### DESCRIPTION OF THE TASK
From the listing below, pull out all lines with "hours" in them.

-*-*-

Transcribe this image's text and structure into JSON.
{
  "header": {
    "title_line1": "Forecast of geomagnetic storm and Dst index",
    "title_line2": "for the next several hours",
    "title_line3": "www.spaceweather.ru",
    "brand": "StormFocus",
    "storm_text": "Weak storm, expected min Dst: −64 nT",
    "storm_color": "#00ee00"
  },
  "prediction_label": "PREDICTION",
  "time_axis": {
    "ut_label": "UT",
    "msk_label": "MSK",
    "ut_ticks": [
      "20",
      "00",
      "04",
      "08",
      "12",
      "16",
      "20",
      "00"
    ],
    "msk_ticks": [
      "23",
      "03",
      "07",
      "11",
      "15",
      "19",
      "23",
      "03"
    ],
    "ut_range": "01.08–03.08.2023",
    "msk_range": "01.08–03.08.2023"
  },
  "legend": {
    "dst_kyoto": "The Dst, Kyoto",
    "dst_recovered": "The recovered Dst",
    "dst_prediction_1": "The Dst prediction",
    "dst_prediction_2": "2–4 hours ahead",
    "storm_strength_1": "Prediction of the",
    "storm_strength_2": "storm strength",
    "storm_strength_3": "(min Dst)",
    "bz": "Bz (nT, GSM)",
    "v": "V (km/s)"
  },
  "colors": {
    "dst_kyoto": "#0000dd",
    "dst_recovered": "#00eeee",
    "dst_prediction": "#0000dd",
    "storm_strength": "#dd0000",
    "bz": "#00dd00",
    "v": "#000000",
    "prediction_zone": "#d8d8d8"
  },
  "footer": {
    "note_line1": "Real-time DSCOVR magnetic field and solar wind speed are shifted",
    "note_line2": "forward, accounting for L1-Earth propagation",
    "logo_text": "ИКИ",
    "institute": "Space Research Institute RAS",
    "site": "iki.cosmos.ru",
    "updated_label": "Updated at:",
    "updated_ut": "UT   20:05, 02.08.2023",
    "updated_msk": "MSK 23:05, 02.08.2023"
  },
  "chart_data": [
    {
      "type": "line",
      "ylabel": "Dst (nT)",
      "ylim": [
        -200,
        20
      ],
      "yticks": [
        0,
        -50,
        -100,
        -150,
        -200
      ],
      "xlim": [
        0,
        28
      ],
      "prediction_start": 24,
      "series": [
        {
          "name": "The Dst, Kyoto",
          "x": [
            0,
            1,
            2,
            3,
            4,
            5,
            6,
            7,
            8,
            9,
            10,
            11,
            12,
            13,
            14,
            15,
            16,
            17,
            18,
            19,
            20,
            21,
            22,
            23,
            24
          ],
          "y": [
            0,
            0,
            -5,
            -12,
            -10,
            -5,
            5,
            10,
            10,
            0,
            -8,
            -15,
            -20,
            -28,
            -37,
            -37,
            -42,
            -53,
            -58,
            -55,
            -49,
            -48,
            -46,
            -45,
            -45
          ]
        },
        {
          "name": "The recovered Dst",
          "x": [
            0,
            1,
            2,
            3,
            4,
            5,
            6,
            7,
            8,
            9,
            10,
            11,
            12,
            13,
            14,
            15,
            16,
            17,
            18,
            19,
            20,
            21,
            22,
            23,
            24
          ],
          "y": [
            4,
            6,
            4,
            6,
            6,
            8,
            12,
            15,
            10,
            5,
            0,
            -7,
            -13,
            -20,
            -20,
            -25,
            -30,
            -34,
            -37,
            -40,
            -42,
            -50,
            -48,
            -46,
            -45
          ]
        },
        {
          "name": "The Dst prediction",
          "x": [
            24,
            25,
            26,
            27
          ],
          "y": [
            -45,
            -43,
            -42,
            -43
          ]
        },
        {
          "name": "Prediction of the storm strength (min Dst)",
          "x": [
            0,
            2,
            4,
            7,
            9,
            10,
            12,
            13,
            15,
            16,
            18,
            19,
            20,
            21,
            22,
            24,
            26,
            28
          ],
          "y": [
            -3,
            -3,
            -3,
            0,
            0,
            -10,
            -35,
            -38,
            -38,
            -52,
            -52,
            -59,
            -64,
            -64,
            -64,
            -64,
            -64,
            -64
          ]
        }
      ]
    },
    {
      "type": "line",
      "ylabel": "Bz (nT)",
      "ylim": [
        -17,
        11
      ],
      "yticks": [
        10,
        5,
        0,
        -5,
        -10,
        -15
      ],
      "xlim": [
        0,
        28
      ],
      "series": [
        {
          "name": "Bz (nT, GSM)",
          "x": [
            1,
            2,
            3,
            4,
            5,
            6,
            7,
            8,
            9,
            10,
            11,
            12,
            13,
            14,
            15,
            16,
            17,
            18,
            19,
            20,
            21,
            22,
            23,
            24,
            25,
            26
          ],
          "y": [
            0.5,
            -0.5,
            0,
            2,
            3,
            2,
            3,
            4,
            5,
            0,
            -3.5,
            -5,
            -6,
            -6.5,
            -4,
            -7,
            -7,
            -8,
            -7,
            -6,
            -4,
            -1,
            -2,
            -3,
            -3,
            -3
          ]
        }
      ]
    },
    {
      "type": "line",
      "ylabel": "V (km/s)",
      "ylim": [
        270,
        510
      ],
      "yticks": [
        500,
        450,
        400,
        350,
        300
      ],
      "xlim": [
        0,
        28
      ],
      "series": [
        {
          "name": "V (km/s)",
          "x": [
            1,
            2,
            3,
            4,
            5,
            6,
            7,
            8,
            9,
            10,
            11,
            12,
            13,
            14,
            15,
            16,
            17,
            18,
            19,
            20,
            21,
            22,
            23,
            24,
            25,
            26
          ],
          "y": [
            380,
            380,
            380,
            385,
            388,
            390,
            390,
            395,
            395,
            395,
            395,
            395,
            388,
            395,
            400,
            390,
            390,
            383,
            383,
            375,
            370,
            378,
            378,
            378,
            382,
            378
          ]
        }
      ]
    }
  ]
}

-*-*-

### SOLUTION BELOW
    "title_line2": "for the next several hours",
    "dst_prediction_2": "2–4 hours ahead",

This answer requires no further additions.